▶ [WHAT TO WORK ON] Scan the records below. List lines holding "JSON".

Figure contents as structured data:

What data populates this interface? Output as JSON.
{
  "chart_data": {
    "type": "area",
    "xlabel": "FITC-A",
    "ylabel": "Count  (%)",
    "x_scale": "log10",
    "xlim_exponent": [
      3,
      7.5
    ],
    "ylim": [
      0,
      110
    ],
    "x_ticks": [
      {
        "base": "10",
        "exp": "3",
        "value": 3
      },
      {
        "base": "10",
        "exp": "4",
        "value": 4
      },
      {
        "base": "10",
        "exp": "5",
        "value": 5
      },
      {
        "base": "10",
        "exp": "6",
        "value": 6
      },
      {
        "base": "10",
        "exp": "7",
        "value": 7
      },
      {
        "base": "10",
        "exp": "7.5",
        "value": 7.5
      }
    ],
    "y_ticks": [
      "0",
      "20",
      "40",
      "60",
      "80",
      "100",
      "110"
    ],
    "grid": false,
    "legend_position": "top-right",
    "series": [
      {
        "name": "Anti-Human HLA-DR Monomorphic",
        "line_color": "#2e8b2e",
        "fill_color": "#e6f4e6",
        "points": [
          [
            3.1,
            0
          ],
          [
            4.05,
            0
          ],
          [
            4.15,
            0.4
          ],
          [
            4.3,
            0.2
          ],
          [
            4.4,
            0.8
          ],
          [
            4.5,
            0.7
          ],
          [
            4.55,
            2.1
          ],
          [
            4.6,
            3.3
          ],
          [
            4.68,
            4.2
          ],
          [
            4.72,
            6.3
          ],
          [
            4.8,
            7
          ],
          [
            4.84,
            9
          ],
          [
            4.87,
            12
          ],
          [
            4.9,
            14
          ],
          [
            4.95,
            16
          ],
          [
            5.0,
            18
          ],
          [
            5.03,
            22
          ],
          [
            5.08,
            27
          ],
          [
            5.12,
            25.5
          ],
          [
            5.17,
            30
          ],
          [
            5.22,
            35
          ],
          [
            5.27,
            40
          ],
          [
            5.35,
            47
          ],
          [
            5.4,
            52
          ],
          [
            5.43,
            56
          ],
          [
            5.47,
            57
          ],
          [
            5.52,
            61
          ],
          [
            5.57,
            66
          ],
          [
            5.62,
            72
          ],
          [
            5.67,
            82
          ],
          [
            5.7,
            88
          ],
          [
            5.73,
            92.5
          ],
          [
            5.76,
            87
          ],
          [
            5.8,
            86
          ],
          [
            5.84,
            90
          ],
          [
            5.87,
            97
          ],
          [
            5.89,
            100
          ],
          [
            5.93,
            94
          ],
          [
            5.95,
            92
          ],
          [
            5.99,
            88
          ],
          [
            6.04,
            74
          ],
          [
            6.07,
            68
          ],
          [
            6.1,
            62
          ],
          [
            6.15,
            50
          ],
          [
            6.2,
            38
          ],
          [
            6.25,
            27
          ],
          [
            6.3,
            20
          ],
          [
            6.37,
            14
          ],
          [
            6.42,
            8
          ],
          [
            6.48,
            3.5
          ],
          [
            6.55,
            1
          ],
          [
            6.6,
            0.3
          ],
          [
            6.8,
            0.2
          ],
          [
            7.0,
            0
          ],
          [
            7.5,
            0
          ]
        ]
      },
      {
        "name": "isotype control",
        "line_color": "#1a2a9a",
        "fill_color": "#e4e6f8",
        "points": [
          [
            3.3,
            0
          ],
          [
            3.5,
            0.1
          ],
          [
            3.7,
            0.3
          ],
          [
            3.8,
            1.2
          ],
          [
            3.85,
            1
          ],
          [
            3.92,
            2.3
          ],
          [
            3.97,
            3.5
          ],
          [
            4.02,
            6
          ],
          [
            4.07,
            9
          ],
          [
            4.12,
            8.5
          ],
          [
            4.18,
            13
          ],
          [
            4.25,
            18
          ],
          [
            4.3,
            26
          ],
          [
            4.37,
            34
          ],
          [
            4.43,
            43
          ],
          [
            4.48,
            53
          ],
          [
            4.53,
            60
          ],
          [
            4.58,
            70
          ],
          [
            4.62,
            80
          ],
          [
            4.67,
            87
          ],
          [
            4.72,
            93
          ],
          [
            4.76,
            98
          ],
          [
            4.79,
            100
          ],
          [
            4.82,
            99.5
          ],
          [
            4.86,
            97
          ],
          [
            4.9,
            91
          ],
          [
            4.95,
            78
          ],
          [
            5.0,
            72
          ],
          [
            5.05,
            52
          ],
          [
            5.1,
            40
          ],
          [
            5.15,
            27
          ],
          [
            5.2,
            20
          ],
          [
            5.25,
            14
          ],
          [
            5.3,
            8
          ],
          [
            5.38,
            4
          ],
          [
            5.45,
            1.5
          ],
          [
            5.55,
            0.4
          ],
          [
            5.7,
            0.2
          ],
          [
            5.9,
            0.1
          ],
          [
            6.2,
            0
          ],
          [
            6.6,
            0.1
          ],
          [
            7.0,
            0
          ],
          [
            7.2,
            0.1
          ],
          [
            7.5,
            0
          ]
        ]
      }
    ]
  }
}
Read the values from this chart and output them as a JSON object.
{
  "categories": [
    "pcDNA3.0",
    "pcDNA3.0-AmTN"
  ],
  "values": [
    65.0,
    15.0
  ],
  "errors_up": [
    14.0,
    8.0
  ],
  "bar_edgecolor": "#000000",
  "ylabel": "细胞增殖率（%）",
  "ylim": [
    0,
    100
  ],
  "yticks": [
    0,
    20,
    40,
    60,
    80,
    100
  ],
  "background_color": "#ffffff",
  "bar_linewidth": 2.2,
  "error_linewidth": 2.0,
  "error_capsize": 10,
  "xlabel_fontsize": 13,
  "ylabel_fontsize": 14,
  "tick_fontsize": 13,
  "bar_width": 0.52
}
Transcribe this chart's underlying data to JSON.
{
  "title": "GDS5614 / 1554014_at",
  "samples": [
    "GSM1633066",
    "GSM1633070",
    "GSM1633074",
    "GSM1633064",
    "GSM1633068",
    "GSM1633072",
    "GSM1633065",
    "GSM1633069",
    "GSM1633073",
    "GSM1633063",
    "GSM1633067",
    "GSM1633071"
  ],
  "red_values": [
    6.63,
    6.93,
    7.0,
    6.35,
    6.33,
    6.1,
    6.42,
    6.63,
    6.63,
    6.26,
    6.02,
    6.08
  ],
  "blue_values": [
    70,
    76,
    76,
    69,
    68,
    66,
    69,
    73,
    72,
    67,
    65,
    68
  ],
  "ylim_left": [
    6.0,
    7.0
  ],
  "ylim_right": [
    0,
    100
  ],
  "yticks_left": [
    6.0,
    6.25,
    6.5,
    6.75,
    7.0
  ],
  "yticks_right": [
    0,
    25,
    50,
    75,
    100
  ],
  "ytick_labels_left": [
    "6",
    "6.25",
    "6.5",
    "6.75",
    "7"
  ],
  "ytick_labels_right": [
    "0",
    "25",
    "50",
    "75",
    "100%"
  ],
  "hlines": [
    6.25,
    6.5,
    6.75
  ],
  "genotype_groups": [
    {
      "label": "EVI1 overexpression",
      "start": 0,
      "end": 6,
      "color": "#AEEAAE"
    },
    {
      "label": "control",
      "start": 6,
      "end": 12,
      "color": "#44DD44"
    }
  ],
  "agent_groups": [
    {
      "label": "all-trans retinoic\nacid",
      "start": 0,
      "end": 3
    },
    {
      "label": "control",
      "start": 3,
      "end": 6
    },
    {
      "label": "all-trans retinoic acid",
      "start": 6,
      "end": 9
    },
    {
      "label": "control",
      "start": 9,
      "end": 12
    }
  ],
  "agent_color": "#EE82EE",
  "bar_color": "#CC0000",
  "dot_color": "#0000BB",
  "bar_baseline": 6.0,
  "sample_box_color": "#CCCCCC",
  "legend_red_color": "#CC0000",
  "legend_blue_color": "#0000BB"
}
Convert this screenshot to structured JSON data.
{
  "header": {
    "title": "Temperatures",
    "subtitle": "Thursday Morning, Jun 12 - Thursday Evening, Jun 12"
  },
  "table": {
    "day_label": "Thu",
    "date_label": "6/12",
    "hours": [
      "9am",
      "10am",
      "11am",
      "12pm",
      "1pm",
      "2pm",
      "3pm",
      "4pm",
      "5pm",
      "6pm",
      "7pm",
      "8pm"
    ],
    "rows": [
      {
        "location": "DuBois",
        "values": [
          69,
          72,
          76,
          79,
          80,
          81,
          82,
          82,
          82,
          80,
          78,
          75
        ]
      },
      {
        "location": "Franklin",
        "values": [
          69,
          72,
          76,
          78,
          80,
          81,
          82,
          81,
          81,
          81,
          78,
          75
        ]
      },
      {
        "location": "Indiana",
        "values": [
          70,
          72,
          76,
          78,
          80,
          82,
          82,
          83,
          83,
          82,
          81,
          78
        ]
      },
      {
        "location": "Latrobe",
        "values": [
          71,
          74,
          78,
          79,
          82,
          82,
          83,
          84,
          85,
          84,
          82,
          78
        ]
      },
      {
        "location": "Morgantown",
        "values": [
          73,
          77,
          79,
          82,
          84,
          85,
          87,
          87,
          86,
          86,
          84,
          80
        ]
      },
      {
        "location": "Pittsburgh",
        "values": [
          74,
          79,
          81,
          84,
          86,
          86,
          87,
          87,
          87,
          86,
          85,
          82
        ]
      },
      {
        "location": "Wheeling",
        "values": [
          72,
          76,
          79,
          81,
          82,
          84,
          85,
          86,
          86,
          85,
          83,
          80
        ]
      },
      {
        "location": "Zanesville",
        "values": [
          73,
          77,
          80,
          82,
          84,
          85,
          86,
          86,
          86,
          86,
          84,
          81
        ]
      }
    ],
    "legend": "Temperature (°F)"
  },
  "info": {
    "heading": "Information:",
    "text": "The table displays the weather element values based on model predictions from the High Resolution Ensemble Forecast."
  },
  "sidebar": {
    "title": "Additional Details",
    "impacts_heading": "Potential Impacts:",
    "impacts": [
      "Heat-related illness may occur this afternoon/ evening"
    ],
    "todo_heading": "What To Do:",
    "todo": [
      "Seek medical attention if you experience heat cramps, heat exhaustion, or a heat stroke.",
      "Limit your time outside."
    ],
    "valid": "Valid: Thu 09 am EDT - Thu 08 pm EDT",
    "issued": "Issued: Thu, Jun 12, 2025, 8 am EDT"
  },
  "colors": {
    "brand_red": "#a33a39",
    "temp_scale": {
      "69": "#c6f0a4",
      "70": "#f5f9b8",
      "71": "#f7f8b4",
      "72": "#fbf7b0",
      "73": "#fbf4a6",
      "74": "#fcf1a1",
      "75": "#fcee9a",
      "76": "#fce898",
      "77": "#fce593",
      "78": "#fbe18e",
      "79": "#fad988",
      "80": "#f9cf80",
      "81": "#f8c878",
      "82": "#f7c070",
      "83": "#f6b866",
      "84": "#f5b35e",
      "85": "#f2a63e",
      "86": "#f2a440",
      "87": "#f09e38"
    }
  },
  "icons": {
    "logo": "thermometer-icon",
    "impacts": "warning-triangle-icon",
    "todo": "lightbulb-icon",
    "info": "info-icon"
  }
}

▶ [EXERCISE RESPONSE]
What data populates this interface? Output as JSON.
Read the values from this chart and output them as a JSON object.
Transcribe this chart's underlying data to JSON.
Convert this screenshot to structured JSON data.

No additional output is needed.